● **Short exercise**: Restate the full set of records exactly, word for word.

● **Data**:
>>

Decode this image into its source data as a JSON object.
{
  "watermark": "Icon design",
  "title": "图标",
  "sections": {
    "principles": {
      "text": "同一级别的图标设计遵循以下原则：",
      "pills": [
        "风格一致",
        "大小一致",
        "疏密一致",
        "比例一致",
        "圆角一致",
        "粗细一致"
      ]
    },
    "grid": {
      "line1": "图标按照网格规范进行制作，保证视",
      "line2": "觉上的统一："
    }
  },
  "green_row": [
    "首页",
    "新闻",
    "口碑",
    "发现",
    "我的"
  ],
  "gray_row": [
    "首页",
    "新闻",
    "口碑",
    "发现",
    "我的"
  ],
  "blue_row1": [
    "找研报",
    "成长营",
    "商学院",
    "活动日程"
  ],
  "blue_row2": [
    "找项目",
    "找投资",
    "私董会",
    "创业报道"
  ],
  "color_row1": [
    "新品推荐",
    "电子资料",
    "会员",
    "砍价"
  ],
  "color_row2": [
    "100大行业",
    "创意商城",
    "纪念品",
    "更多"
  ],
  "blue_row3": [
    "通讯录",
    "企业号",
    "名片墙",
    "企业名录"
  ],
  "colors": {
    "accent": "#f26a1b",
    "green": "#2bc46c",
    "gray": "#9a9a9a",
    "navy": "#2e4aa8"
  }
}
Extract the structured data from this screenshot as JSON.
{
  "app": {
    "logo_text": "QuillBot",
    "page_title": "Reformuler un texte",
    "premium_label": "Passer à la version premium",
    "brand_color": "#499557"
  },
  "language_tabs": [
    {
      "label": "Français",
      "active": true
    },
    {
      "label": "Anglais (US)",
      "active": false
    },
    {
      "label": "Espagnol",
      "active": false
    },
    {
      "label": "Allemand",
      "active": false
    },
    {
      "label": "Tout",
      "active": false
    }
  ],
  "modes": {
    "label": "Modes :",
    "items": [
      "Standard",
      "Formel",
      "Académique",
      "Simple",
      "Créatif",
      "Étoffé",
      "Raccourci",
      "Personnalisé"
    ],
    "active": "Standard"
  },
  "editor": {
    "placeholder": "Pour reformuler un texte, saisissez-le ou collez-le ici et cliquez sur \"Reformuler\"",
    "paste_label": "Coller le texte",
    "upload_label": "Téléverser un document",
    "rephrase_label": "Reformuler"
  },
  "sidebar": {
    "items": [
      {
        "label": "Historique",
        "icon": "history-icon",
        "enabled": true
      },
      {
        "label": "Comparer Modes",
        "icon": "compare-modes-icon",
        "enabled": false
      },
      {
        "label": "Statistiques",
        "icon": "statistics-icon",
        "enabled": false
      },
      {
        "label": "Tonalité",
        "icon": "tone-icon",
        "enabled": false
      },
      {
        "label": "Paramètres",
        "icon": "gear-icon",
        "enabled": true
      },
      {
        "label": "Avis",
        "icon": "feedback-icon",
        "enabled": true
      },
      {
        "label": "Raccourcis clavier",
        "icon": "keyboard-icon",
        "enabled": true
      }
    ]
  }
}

<<

● **Exercise response**:
Decode this image into its source data as a JSON object.
{
  "watermark": "Icon design",
  "title": "图标",
  "sections": {
    "principles": {
      "text": "同一级别的图标设计遵循以下原则：",
      "pills": [
        "风格一致",
        "大小一致",
        "疏密一致",
        "比例一致",
        "圆角一致",
        "粗细一致"
      ]
    },
    "grid": {
      "line1": "图标按照网格规范进行制作，保证视",
      "line2": "觉上的统一："
    }
  },
  "green_row": [
    "首页",
    "新闻",
    "口碑",
    "发现",
    "我的"
  ],
  "gray_row": [
    "首页",
    "新闻",
    "口碑",
    "发现",
    "我的"
  ],
  "blue_row1": [
    "找研报",
    "成长营",
    "商学院",
    "活动日程"
  ],
  "blue_row2": [
    "找项目",
    "找投资",
    "私董会",
    "创业报道"
  ],
  "color_row1": [
    "新品推荐",
    "电子资料",
    "会员",
    "砍价"
  ],
  "color_row2": [
    "100大行业",
    "创意商城",
    "纪念品",
    "更多"
  ],
  "blue_row3": [
    "通讯录",
    "企业号",
    "名片墙",
    "企业名录"
  ],
  "colors": {
    "accent": "#f26a1b",
    "green": "#2bc46c",
    "gray": "#9a9a9a",
    "navy": "#2e4aa8"
  }
}
Extract the structured data from this screenshot as JSON.
{
  "app": {
    "logo_text": "QuillBot",
    "page_title": "Reformuler un texte",
    "premium_label": "Passer à la version premium",
    "brand_color": "#499557"
  },
  "language_tabs": [
    {
      "label": "Français",
      "active": true
    },
    {
      "label": "Anglais (US)",
      "active": false
    },
    {
      "label": "Espagnol",
      "active": false
    },
    {
      "label": "Allemand",
      "active": false
    },
    {
      "label": "Tout",
      "active": false
    }
  ],
  "modes": {
    "label": "Modes :",
    "items": [
      "Standard",
      "Formel",
      "Académique",
      "Simple",
      "Créatif",
      "Étoffé",
      "Raccourci",
      "Personnalisé"
    ],
    "active": "Standard"
  },
  "editor": {
    "placeholder": "Pour reformuler un texte, saisissez-le ou collez-le ici et cliquez sur \"Reformuler\"",
    "paste_label": "Coller le texte",
    "upload_label": "Téléverser un document",
    "rephrase_label": "Reformuler"
  },
  "sidebar": {
    "items": [
      {
        "label": "Historique",
        "icon": "history-icon",
        "enabled": true
      },
      {
        "label": "Comparer Modes",
        "icon": "compare-modes-icon",
        "enabled": false
      },
      {
        "label": "Statistiques",
        "icon": "statistics-icon",
        "enabled": false
      },
      {
        "label": "Tonalité",
        "icon": "tone-icon",
        "enabled": false
      },
      {
        "label": "Paramètres",
        "icon": "gear-icon",
        "enabled": true
      },
      {
        "label": "Avis",
        "icon": "feedback-icon",
        "enabled": true
      },
      {
        "label": "Raccourcis clavier",
        "icon": "keyboard-icon",
        "enabled": true
      }
    ]
  }
}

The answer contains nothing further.